* [EXERCISE DIRECTIONS]:
Provide only the number of lines where "image" occurs.

[Entries taken from a collection]
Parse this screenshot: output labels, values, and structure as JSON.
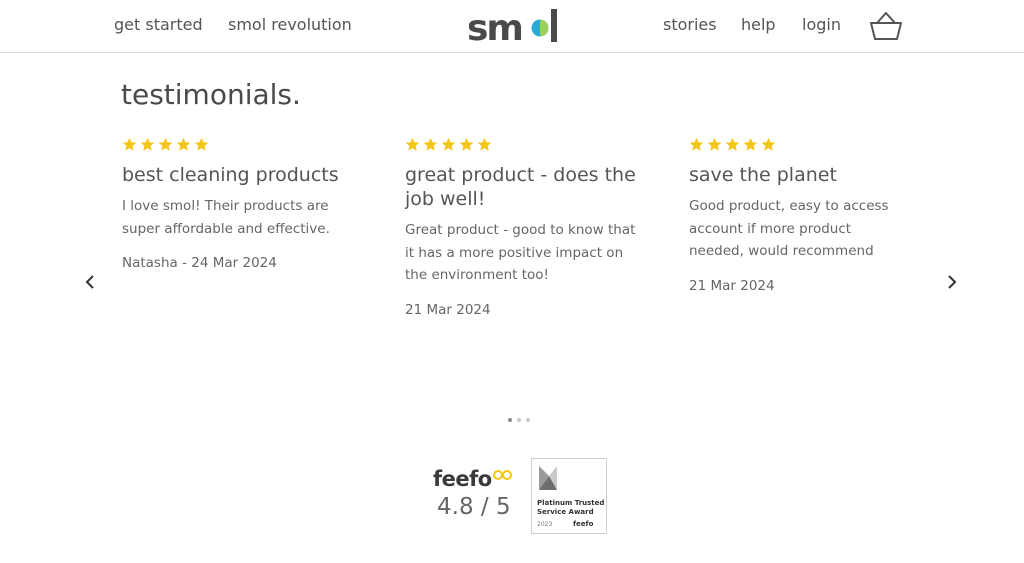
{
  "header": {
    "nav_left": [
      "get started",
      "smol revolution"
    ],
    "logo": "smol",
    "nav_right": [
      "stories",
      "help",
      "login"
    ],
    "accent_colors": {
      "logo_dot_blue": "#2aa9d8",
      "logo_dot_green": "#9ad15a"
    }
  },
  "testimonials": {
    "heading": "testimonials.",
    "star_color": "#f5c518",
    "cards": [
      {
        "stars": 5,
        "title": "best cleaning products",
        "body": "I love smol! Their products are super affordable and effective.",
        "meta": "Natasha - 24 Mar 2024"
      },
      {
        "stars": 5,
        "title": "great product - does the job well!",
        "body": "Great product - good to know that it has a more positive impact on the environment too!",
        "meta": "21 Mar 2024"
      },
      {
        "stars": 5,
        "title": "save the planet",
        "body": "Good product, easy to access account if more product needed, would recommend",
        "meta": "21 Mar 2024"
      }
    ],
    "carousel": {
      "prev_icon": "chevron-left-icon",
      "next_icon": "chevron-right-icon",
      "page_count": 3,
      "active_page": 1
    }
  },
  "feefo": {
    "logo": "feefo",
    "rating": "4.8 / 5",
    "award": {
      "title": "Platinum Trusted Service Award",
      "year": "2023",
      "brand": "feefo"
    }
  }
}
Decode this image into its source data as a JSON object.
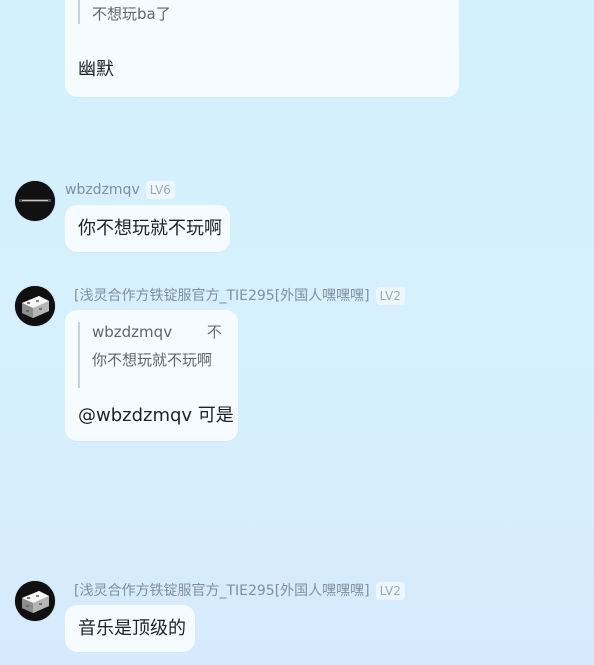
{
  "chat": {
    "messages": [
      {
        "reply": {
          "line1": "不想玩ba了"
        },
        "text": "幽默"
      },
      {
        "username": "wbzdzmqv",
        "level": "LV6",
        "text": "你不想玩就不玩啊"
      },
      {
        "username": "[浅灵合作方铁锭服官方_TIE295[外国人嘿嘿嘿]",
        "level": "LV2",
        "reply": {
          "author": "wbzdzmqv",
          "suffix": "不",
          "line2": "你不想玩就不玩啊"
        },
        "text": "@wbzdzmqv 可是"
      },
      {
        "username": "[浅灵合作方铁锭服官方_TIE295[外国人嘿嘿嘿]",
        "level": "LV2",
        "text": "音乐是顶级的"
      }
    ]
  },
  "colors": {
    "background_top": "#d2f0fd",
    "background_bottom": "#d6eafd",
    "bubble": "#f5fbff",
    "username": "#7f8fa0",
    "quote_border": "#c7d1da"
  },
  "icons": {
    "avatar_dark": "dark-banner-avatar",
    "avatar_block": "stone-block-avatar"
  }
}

...

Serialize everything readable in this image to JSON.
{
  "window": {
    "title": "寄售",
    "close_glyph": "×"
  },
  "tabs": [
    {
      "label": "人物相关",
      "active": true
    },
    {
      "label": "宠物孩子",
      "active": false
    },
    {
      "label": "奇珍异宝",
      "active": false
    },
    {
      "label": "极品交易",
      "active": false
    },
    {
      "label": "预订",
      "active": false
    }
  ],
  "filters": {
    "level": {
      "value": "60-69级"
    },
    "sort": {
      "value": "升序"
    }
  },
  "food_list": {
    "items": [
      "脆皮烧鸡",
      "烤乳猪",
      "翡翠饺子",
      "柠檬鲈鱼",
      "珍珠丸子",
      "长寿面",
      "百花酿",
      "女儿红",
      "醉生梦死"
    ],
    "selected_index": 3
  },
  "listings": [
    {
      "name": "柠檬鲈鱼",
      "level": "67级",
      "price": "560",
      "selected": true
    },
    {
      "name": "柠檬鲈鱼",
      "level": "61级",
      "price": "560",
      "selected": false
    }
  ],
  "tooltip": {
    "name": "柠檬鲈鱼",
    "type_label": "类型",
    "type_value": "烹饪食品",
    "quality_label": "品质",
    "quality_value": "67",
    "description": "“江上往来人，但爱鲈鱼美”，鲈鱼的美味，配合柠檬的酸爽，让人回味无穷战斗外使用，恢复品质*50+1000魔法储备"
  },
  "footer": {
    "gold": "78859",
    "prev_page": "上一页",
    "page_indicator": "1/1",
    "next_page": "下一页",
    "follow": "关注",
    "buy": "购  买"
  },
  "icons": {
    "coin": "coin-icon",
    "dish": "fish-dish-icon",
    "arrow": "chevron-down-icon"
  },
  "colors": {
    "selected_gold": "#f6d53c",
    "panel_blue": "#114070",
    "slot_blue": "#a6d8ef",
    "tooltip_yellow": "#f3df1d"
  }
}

* [RESPONSE]:
2